Task instructions
Return every record verbatim.

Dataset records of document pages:
*** Block opens ***

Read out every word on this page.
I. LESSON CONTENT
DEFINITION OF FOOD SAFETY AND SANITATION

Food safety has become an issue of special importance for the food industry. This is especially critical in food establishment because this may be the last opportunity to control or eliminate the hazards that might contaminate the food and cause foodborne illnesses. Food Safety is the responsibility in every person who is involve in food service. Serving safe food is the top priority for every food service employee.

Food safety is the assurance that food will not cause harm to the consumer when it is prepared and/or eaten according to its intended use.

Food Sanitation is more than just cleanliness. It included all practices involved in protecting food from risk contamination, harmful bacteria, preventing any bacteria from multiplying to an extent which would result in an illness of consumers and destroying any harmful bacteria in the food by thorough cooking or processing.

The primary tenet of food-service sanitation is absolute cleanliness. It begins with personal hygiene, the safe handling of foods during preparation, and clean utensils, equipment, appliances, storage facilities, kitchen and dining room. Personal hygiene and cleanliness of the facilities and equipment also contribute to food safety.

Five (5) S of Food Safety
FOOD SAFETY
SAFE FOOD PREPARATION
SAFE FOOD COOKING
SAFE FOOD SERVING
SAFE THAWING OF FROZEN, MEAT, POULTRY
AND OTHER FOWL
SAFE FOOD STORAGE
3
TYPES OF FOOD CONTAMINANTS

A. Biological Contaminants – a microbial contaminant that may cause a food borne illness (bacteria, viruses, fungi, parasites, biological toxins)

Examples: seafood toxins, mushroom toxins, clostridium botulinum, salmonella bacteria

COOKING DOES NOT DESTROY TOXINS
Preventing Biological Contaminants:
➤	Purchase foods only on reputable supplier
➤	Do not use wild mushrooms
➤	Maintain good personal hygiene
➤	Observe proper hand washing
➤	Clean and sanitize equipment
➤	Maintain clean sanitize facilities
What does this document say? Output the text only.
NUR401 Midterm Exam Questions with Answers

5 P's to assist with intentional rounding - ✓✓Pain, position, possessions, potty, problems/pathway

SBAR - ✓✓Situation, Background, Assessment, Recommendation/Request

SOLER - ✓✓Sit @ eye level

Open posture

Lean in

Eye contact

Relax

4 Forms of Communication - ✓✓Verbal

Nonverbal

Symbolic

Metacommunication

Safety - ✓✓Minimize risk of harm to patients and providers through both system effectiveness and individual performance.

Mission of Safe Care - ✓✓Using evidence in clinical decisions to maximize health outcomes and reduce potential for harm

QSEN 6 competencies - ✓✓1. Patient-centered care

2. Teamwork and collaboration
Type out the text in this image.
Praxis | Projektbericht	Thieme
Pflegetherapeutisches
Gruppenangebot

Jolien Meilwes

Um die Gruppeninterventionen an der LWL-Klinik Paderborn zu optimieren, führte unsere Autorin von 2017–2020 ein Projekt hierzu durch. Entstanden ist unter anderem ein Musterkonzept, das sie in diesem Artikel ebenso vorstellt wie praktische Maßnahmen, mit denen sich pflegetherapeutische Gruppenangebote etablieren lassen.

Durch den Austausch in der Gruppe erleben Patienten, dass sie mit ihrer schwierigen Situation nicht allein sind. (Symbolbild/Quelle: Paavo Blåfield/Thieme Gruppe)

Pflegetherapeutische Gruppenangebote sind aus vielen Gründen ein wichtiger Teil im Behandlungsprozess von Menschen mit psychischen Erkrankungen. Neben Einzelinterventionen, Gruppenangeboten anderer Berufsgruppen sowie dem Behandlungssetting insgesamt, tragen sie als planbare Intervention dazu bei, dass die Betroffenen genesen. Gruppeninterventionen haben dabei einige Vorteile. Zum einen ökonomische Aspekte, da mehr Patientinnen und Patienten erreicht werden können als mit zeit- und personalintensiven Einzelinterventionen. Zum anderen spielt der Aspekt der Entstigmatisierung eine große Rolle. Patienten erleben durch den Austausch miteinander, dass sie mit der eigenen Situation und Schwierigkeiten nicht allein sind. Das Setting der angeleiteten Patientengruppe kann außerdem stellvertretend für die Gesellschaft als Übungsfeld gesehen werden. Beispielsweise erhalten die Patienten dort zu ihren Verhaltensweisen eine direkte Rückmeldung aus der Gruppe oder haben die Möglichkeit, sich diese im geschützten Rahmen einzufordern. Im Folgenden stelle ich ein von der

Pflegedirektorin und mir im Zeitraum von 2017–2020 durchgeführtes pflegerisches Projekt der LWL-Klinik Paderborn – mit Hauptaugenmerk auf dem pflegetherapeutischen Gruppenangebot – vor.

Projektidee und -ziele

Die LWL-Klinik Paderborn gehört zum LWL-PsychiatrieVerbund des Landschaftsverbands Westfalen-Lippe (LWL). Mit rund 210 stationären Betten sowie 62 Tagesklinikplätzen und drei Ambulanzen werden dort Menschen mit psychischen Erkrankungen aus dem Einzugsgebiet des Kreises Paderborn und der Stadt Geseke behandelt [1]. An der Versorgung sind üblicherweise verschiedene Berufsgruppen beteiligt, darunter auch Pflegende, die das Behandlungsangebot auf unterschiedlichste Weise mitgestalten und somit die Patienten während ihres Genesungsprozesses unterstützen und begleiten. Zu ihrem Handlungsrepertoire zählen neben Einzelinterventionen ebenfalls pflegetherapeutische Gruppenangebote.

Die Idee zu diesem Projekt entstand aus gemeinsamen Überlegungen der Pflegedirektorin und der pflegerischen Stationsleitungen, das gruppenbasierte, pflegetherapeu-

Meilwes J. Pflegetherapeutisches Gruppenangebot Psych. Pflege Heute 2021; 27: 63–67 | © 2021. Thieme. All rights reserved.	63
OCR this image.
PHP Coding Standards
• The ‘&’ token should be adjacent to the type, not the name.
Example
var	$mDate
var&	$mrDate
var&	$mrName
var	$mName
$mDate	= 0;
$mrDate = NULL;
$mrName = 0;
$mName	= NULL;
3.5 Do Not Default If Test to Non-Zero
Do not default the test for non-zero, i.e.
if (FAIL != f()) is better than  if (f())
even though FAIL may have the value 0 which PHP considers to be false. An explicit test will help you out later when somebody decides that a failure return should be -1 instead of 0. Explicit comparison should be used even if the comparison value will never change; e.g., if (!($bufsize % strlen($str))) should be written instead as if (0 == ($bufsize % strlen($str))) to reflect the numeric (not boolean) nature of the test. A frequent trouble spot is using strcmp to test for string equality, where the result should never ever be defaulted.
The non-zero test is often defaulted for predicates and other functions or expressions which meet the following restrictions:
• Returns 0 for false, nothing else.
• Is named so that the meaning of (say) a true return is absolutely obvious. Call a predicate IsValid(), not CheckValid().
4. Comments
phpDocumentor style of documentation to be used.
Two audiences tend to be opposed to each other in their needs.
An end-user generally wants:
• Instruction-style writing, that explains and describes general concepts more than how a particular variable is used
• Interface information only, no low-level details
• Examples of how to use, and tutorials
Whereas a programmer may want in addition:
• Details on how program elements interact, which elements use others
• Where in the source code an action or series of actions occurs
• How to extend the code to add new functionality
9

*** Block closes ***

Result for this task
Read out every word on this page.
I. LESSON CONTENT
DEFINITION OF FOOD SAFETY AND SANITATION

Food safety has become an issue of special importance for the food industry. This is especially critical in food establishment because this may be the last opportunity to control or eliminate the hazards that might contaminate the food and cause foodborne illnesses. Food Safety is the responsibility in every person who is involve in food service. Serving safe food is the top priority for every food service employee.

Food safety is the assurance that food will not cause harm to the consumer when it is prepared and/or eaten according to its intended use.

Food Sanitation is more than just cleanliness. It included all practices involved in protecting food from risk contamination, harmful bacteria, preventing any bacteria from multiplying to an extent which would result in an illness of consumers and destroying any harmful bacteria in the food by thorough cooking or processing.

The primary tenet of food-service sanitation is absolute cleanliness. It begins with personal hygiene, the safe handling of foods during preparation, and clean utensils, equipment, appliances, storage facilities, kitchen and dining room. Personal hygiene and cleanliness of the facilities and equipment also contribute to food safety.

Five (5) S of Food Safety
FOOD SAFETY
SAFE FOOD PREPARATION
SAFE FOOD COOKING
SAFE FOOD SERVING
SAFE THAWING OF FROZEN, MEAT, POULTRY
AND OTHER FOWL
SAFE FOOD STORAGE
3
TYPES OF FOOD CONTAMINANTS

A. Biological Contaminants – a microbial contaminant that may cause a food borne illness (bacteria, viruses, fungi, parasites, biological toxins)

Examples: seafood toxins, mushroom toxins, clostridium botulinum, salmonella bacteria

COOKING DOES NOT DESTROY TOXINS
Preventing Biological Contaminants:
➤	Purchase foods only on reputable supplier
➤	Do not use wild mushrooms
➤	Maintain good personal hygiene
➤	Observe proper hand washing
➤	Clean and sanitize equipment
➤	Maintain clean sanitize facilities
What does this document say? Output the text only.
NUR401 Midterm Exam Questions with Answers

5 P's to assist with intentional rounding - ✓✓Pain, position, possessions, potty, problems/pathway

SBAR - ✓✓Situation, Background, Assessment, Recommendation/Request

SOLER - ✓✓Sit @ eye level

Open posture

Lean in

Eye contact

Relax

4 Forms of Communication - ✓✓Verbal

Nonverbal

Symbolic

Metacommunication

Safety - ✓✓Minimize risk of harm to patients and providers through both system effectiveness and individual performance.

Mission of Safe Care - ✓✓Using evidence in clinical decisions to maximize health outcomes and reduce potential for harm

QSEN 6 competencies - ✓✓1. Patient-centered care

2. Teamwork and collaboration
Type out the text in this image.
Praxis | Projektbericht	Thieme
Pflegetherapeutisches
Gruppenangebot

Jolien Meilwes

Um die Gruppeninterventionen an der LWL-Klinik Paderborn zu optimieren, führte unsere Autorin von 2017–2020 ein Projekt hierzu durch. Entstanden ist unter anderem ein Musterkonzept, das sie in diesem Artikel ebenso vorstellt wie praktische Maßnahmen, mit denen sich pflegetherapeutische Gruppenangebote etablieren lassen.

Durch den Austausch in der Gruppe erleben Patienten, dass sie mit ihrer schwierigen Situation nicht allein sind. (Symbolbild/Quelle: Paavo Blåfield/Thieme Gruppe)

Pflegetherapeutische Gruppenangebote sind aus vielen Gründen ein wichtiger Teil im Behandlungsprozess von Menschen mit psychischen Erkrankungen. Neben Einzelinterventionen, Gruppenangeboten anderer Berufsgruppen sowie dem Behandlungssetting insgesamt, tragen sie als planbare Intervention dazu bei, dass die Betroffenen genesen. Gruppeninterventionen haben dabei einige Vorteile. Zum einen ökonomische Aspekte, da mehr Patientinnen und Patienten erreicht werden können als mit zeit- und personalintensiven Einzelinterventionen. Zum anderen spielt der Aspekt der Entstigmatisierung eine große Rolle. Patienten erleben durch den Austausch miteinander, dass sie mit der eigenen Situation und Schwierigkeiten nicht allein sind. Das Setting der angeleiteten Patientengruppe kann außerdem stellvertretend für die Gesellschaft als Übungsfeld gesehen werden. Beispielsweise erhalten die Patienten dort zu ihren Verhaltensweisen eine direkte Rückmeldung aus der Gruppe oder haben die Möglichkeit, sich diese im geschützten Rahmen einzufordern. Im Folgenden stelle ich ein von der

Pflegedirektorin und mir im Zeitraum von 2017–2020 durchgeführtes pflegerisches Projekt der LWL-Klinik Paderborn – mit Hauptaugenmerk auf dem pflegetherapeutischen Gruppenangebot – vor.

Projektidee und -ziele

Die LWL-Klinik Paderborn gehört zum LWL-PsychiatrieVerbund des Landschaftsverbands Westfalen-Lippe (LWL). Mit rund 210 stationären Betten sowie 62 Tagesklinikplätzen und drei Ambulanzen werden dort Menschen mit psychischen Erkrankungen aus dem Einzugsgebiet des Kreises Paderborn und der Stadt Geseke behandelt [1]. An der Versorgung sind üblicherweise verschiedene Berufsgruppen beteiligt, darunter auch Pflegende, die das Behandlungsangebot auf unterschiedlichste Weise mitgestalten und somit die Patienten während ihres Genesungsprozesses unterstützen und begleiten. Zu ihrem Handlungsrepertoire zählen neben Einzelinterventionen ebenfalls pflegetherapeutische Gruppenangebote.

Die Idee zu diesem Projekt entstand aus gemeinsamen Überlegungen der Pflegedirektorin und der pflegerischen Stationsleitungen, das gruppenbasierte, pflegetherapeu-

Meilwes J. Pflegetherapeutisches Gruppenangebot Psych. Pflege Heute 2021; 27: 63–67 | © 2021. Thieme. All rights reserved.	63
OCR this image.
PHP Coding Standards
• The ‘&’ token should be adjacent to the type, not the name.
Example
var	$mDate
var&	$mrDate
var&	$mrName
var	$mName
$mDate	= 0;
$mrDate = NULL;
$mrName = 0;
$mName	= NULL;
3.5 Do Not Default If Test to Non-Zero
Do not default the test for non-zero, i.e.
if (FAIL != f()) is better than  if (f())
even though FAIL may have the value 0 which PHP considers to be false. An explicit test will help you out later when somebody decides that a failure return should be -1 instead of 0. Explicit comparison should be used even if the comparison value will never change; e.g., if (!($bufsize % strlen($str))) should be written instead as if (0 == ($bufsize % strlen($str))) to reflect the numeric (not boolean) nature of the test. A frequent trouble spot is using strcmp to test for string equality, where the result should never ever be defaulted.
The non-zero test is often defaulted for predicates and other functions or expressions which meet the following restrictions:
• Returns 0 for false, nothing else.
• Is named so that the meaning of (say) a true return is absolutely obvious. Call a predicate IsValid(), not CheckValid().
4. Comments
phpDocumentor style of documentation to be used.
Two audiences tend to be opposed to each other in their needs.
An end-user generally wants:
• Instruction-style writing, that explains and describes general concepts more than how a particular variable is used
• Interface information only, no low-level details
• Examples of how to use, and tutorials
Whereas a programmer may want in addition:
• Details on how program elements interact, which elements use others
• Where in the source code an action or series of actions occurs
• How to extend the code to add new functionality
9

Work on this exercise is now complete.